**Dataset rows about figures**
════════════════

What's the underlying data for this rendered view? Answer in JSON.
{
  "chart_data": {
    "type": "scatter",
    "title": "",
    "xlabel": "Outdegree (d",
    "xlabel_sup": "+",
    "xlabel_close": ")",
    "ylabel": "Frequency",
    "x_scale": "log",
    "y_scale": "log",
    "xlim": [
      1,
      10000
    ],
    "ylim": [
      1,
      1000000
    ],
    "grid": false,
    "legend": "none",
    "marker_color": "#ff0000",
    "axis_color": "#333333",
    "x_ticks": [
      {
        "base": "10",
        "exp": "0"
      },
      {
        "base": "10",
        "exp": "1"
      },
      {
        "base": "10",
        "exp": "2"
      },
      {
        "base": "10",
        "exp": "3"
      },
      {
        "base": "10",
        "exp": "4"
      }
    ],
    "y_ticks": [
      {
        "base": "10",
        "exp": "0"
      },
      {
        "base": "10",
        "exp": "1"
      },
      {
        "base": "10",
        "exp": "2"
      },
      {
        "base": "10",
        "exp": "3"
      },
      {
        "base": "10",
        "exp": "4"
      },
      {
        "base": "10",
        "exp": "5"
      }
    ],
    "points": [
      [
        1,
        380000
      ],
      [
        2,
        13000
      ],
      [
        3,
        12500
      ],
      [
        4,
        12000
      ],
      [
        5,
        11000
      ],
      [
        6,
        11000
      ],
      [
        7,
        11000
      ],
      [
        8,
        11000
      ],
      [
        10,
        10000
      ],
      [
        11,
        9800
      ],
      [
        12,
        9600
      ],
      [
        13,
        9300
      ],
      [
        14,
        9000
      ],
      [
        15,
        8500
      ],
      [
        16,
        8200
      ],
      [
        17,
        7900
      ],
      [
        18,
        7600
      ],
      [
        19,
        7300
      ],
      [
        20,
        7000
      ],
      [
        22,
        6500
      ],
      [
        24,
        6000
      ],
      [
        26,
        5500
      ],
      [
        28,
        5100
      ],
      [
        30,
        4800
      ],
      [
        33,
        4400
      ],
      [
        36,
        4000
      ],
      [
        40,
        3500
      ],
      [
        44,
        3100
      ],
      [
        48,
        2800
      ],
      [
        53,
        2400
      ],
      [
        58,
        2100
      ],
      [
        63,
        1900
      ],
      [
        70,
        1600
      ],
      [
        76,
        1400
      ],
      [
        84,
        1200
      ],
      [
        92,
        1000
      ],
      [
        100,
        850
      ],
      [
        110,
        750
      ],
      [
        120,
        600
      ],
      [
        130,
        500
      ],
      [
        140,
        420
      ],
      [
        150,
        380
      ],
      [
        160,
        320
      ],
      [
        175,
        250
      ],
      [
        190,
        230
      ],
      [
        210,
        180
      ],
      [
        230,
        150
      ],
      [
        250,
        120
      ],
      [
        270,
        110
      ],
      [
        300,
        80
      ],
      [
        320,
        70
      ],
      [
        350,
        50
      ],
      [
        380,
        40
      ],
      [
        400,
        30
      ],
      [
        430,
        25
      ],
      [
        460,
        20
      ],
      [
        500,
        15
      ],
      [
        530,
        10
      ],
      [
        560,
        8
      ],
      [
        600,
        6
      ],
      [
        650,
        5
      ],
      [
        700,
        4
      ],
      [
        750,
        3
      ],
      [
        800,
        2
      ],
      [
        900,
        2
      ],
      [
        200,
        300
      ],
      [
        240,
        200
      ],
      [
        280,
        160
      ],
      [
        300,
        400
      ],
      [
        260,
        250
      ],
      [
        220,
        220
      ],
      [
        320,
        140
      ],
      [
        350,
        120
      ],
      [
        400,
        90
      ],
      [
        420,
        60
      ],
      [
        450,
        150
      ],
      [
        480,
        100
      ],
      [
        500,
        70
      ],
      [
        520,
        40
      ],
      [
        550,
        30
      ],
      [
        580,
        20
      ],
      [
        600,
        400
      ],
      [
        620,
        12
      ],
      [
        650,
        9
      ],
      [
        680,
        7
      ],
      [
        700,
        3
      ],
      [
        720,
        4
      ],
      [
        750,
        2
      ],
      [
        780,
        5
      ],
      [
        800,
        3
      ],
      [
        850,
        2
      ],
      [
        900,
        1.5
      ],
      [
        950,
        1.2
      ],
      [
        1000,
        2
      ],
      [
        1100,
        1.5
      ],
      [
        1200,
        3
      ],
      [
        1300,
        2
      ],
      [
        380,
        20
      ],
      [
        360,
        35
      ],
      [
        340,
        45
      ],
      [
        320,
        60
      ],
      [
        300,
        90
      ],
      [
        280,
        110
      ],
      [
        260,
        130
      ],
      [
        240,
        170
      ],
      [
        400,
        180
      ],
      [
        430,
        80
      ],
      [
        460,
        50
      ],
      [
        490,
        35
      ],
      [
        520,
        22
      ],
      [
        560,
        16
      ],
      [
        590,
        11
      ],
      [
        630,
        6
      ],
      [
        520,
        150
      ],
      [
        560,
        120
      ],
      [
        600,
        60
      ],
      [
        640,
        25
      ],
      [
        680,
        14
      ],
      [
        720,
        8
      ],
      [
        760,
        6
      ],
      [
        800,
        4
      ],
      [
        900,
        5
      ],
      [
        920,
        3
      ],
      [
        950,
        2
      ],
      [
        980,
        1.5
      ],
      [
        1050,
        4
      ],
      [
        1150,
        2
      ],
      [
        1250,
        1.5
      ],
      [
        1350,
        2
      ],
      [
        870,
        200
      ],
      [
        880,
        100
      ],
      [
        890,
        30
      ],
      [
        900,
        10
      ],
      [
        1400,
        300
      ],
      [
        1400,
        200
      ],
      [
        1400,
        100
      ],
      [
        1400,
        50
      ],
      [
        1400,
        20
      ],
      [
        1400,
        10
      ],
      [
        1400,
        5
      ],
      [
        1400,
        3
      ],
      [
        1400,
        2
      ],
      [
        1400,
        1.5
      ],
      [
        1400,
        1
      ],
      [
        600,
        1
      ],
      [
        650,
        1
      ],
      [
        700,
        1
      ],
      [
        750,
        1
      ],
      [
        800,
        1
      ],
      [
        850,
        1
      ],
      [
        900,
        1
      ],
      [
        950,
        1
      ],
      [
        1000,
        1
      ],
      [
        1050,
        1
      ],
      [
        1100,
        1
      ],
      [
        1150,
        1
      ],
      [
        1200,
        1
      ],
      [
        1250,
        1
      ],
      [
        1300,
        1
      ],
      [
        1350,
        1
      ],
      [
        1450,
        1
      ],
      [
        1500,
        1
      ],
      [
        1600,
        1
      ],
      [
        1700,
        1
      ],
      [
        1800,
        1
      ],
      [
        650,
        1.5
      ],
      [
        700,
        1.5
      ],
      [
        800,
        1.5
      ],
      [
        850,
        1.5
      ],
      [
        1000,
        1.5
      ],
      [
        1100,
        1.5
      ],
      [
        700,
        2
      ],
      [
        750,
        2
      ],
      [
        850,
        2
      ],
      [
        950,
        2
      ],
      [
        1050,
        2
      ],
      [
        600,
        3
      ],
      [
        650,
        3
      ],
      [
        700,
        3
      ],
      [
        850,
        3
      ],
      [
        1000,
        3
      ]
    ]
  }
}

════════════════

**PROBLEM TO SOLVE**
From the preceding material, extract every line exactly.

**WRITTEN SOLUTION**
What's the underlying data for this rendered view? Answer in JSON.
{
  "chart_data": {
    "type": "scatter",
    "title": "",
    "xlabel": "Outdegree (d",
    "xlabel_sup": "+",
    "xlabel_close": ")",
    "ylabel": "Frequency",
    "x_scale": "log",
    "y_scale": "log",
    "xlim": [
      1,
      10000
    ],
    "ylim": [
      1,
      1000000
    ],
    "grid": false,
    "legend": "none",
    "marker_color": "#ff0000",
    "axis_color": "#333333",
    "x_ticks": [
      {
        "base": "10",
        "exp": "0"
      },
      {
        "base": "10",
        "exp": "1"
      },
      {
        "base": "10",
        "exp": "2"
      },
      {
        "base": "10",
        "exp": "3"
      },
      {
        "base": "10",
        "exp": "4"
      }
    ],
    "y_ticks": [
      {
        "base": "10",
        "exp": "0"
      },
      {
        "base": "10",
        "exp": "1"
      },
      {
        "base": "10",
        "exp": "2"
      },
      {
        "base": "10",
        "exp": "3"
      },
      {
        "base": "10",
        "exp": "4"
      },
      {
        "base": "10",
        "exp": "5"
      }
    ],
    "points": [
      [
        1,
        380000
      ],
      [
        2,
        13000
      ],
      [
        3,
        12500
      ],
      [
        4,
        12000
      ],
      [
        5,
        11000
      ],
      [
        6,
        11000
      ],
      [
        7,
        11000
      ],
      [
        8,
        11000
      ],
      [
        10,
        10000
      ],
      [
        11,
        9800
      ],
      [
        12,
        9600
      ],
      [
        13,
        9300
      ],
      [
        14,
        9000
      ],
      [
        15,
        8500
      ],
      [
        16,
        8200
      ],
      [
        17,
        7900
      ],
      [
        18,
        7600
      ],
      [
        19,
        7300
      ],
      [
        20,
        7000
      ],
      [
        22,
        6500
      ],
      [
        24,
        6000
      ],
      [
        26,
        5500
      ],
      [
        28,
        5100
      ],
      [
        30,
        4800
      ],
      [
        33,
        4400
      ],
      [
        36,
        4000
      ],
      [
        40,
        3500
      ],
      [
        44,
        3100
      ],
      [
        48,
        2800
      ],
      [
        53,
        2400
      ],
      [
        58,
        2100
      ],
      [
        63,
        1900
      ],
      [
        70,
        1600
      ],
      [
        76,
        1400
      ],
      [
        84,
        1200
      ],
      [
        92,
        1000
      ],
      [
        100,
        850
      ],
      [
        110,
        750
      ],
      [
        120,
        600
      ],
      [
        130,
        500
      ],
      [
        140,
        420
      ],
      [
        150,
        380
      ],
      [
        160,
        320
      ],
      [
        175,
        250
      ],
      [
        190,
        230
      ],
      [
        210,
        180
      ],
      [
        230,
        150
      ],
      [
        250,
        120
      ],
      [
        270,
        110
      ],
      [
        300,
        80
      ],
      [
        320,
        70
      ],
      [
        350,
        50
      ],
      [
        380,
        40
      ],
      [
        400,
        30
      ],
      [
        430,
        25
      ],
      [
        460,
        20
      ],
      [
        500,
        15
      ],
      [
        530,
        10
      ],
      [
        560,
        8
      ],
      [
        600,
        6
      ],
      [
        650,
        5
      ],
      [
        700,
        4
      ],
      [
        750,
        3
      ],
      [
        800,
        2
      ],
      [
        900,
        2
      ],
      [
        200,
        300
      ],
      [
        240,
        200
      ],
      [
        280,
        160
      ],
      [
        300,
        400
      ],
      [
        260,
        250
      ],
      [
        220,
        220
      ],
      [
        320,
        140
      ],
      [
        350,
        120
      ],
      [
        400,
        90
      ],
      [
        420,
        60
      ],
      [
        450,
        150
      ],
      [
        480,
        100
      ],
      [
        500,
        70
      ],
      [
        520,
        40
      ],
      [
        550,
        30
      ],
      [
        580,
        20
      ],
      [
        600,
        400
      ],
      [
        620,
        12
      ],
      [
        650,
        9
      ],
      [
        680,
        7
      ],
      [
        700,
        3
      ],
      [
        720,
        4
      ],
      [
        750,
        2
      ],
      [
        780,
        5
      ],
      [
        800,
        3
      ],
      [
        850,
        2
      ],
      [
        900,
        1.5
      ],
      [
        950,
        1.2
      ],
      [
        1000,
        2
      ],
      [
        1100,
        1.5
      ],
      [
        1200,
        3
      ],
      [
        1300,
        2
      ],
      [
        380,
        20
      ],
      [
        360,
        35
      ],
      [
        340,
        45
      ],
      [
        320,
        60
      ],
      [
        300,
        90
      ],
      [
        280,
        110
      ],
      [
        260,
        130
      ],
      [
        240,
        170
      ],
      [
        400,
        180
      ],
      [
        430,
        80
      ],
      [
        460,
        50
      ],
      [
        490,
        35
      ],
      [
        520,
        22
      ],
      [
        560,
        16
      ],
      [
        590,
        11
      ],
      [
        630,
        6
      ],
      [
        520,
        150
      ],
      [
        560,
        120
      ],
      [
        600,
        60
      ],
      [
        640,
        25
      ],
      [
        680,
        14
      ],
      [
        720,
        8
      ],
      [
        760,
        6
      ],
      [
        800,
        4
      ],
      [
        900,
        5
      ],
      [
        920,
        3
      ],
      [
        950,
        2
      ],
      [
        980,
        1.5
      ],
      [
        1050,
        4
      ],
      [
        1150,
        2
      ],
      [
        1250,
        1.5
      ],
      [
        1350,
        2
      ],
      [
        870,
        200
      ],
      [
        880,
        100
      ],
      [
        890,
        30
      ],
      [
        900,
        10
      ],
      [
        1400,
        300
      ],
      [
        1400,
        200
      ],
      [
        1400,
        100
      ],
      [
        1400,
        50
      ],
      [
        1400,
        20
      ],
      [
        1400,
        10
      ],
      [
        1400,
        5
      ],
      [
        1400,
        3
      ],
      [
        1400,
        2
      ],
      [
        1400,
        1.5
      ],
      [
        1400,
        1
      ],
      [
        600,
        1
      ],
      [
        650,
        1
      ],
      [
        700,
        1
      ],
      [
        750,
        1
      ],
      [
        800,
        1
      ],
      [
        850,
        1
      ],
      [
        900,
        1
      ],
      [
        950,
        1
      ],
      [
        1000,
        1
      ],
      [
        1050,
        1
      ],
      [
        1100,
        1
      ],
      [
        1150,
        1
      ],
      [
        1200,
        1
      ],
      [
        1250,
        1
      ],
      [
        1300,
        1
      ],
      [
        1350,
        1
      ],
      [
        1450,
        1
      ],
      [
        1500,
        1
      ],
      [
        1600,
        1
      ],
      [
        1700,
        1
      ],
      [
        1800,
        1
      ],
      [
        650,
        1.5
      ],
      [
        700,
        1.5
      ],
      [
        800,
        1.5
      ],
      [
        850,
        1.5
      ],
      [
        1000,
        1.5
      ],
      [
        1100,
        1.5
      ],
      [
        700,
        2
      ],
      [
        750,
        2
      ],
      [
        850,
        2
      ],
      [
        950,
        2
      ],
      [
        1050,
        2
      ],
      [
        600,
        3
      ],
      [
        650,
        3
      ],
      [
        700,
        3
      ],
      [
        850,
        3
      ],
      [
        1000,
        3
      ]
    ]
  }
}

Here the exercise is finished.